PROBLEM TO SOLVE: Pull every line containing "Municipio" from the entries.
━━━━━ MATERIAL TO PROCESS
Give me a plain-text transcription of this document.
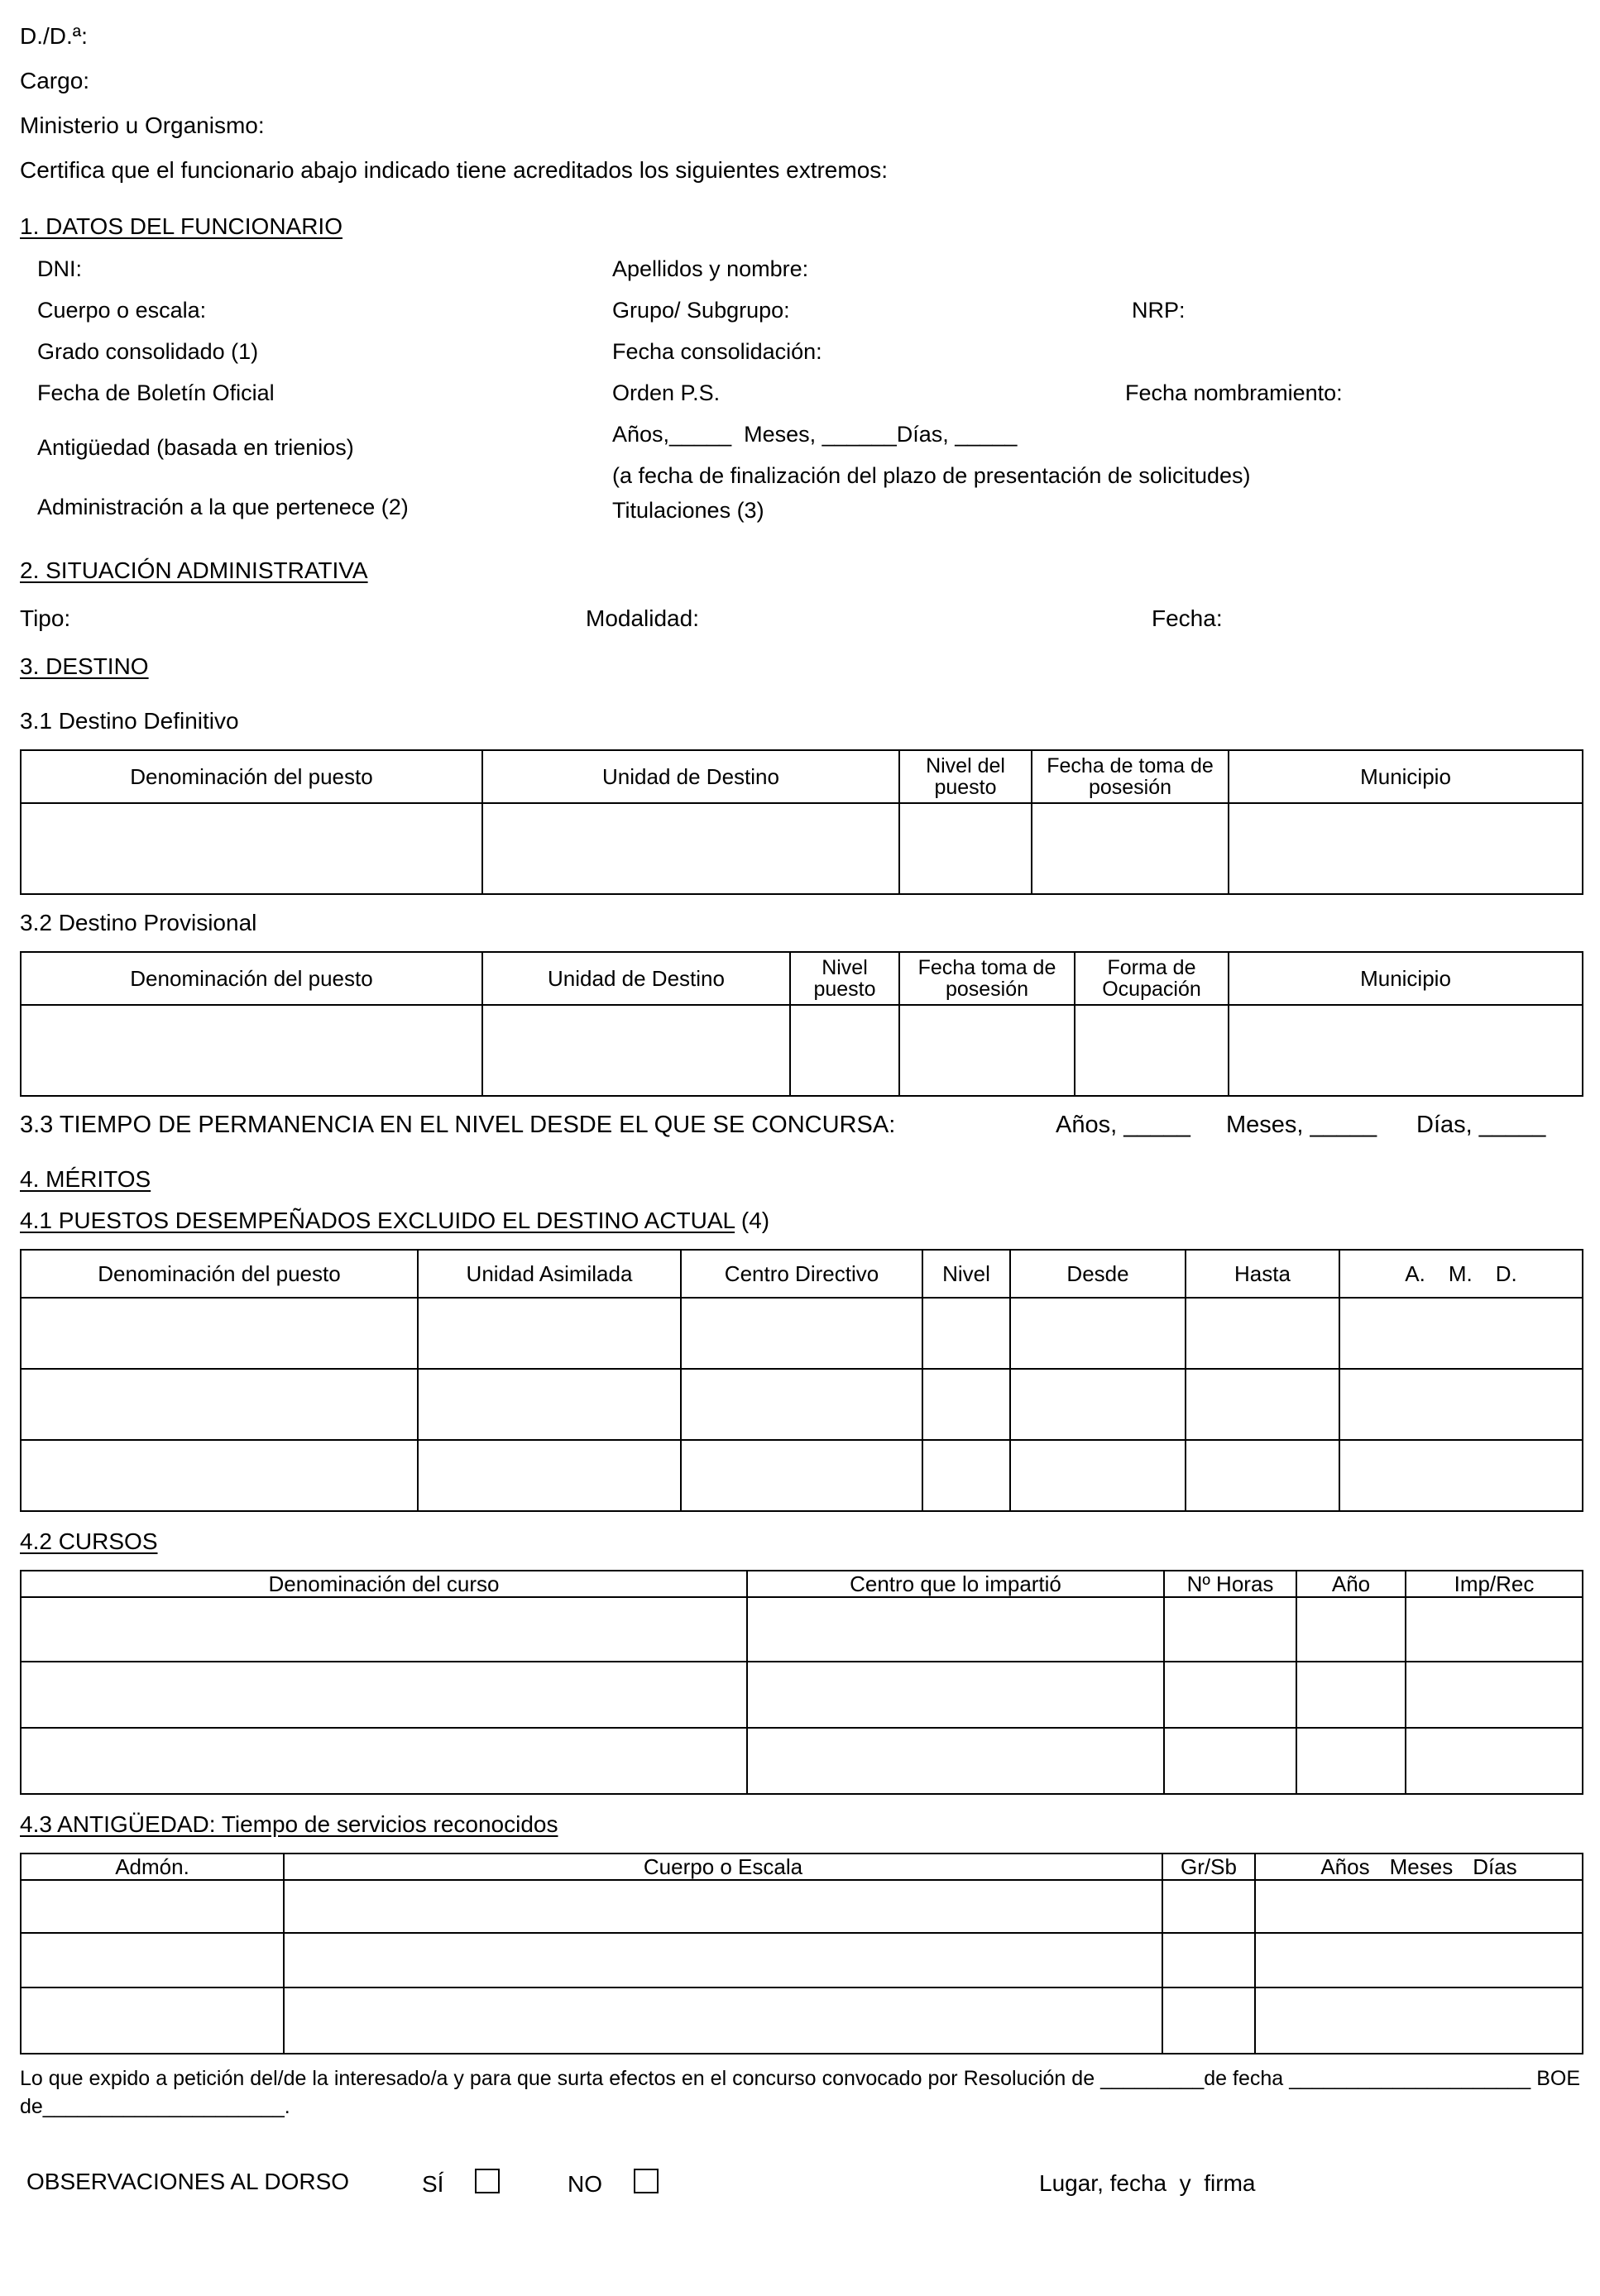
D./D.ª:
Cargo:
Ministerio u Organismo:
Certifica que el funcionario abajo indicado tiene acreditados los siguientes extremos:
1. DATOS DEL FUNCIONARIO
DNI:	Apellidos y nombre:
Cuerpo o escala:	Grupo/ Subgrupo:	NRP:
Grado consolidado (1)	Fecha consolidación:
Fecha de Boletín Oficial	Orden P.S.	Fecha nombramiento:
Antigüedad (basada en trienios)
Años,_____  Meses, ______Días, _____
(a fecha de finalización del plazo de presentación de solicitudes)
Administración a la que pertenece (2)	Titulaciones (3)
2. SITUACIÓN ADMINISTRATIVA
Tipo:	Modalidad:	Fecha:
3. DESTINO
3.1 Destino Definitivo
Denominación del puesto	Unidad de Destino	Nivel del puesto	Fecha de toma de posesión	Municipio

3.2 Destino Provisional
Denominación del puesto	Unidad de Destino	Nivel puesto	Fecha toma de posesión	Forma de Ocupación	Municipio

3.3 TIEMPO DE PERMANENCIA EN EL NIVEL DESDE EL QUE SE CONCURSA:	Años, _____ Meses, _____ Días, _____
4. MÉRITOS
4.1 PUESTOS DESEMPEÑADOS EXCLUIDO EL DESTINO ACTUAL (4)
Denominación del puesto	Unidad Asimilada	Centro Directivo	Nivel	Desde	Hasta	A. M. D.

4.2 CURSOS
Denominación del curso	Centro que lo impartió	Nº Horas	Año	Imp/Rec

4.3 ANTIGÜEDAD: Tiempo de servicios reconocidos
Admón.	Cuerpo o Escala	Gr/Sb	Años Meses Días

Lo que expido a petición del/de la interesado/a y para que surta efectos en el concurso convocado por Resolución de _________de fecha _____________________ BOE de_____________________.
OBSERVACIONES AL DORSO	SÍ	NO	Lugar, fecha  y  firma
━━━━━━━━━━
RESPONSE:
Denominación del puesto	Unidad de Destino	Nivel del puesto	Fecha de toma de posesión	Municipio
Denominación del puesto	Unidad de Destino	Nivel puesto	Fecha toma de posesión	Forma de Ocupación	Municipio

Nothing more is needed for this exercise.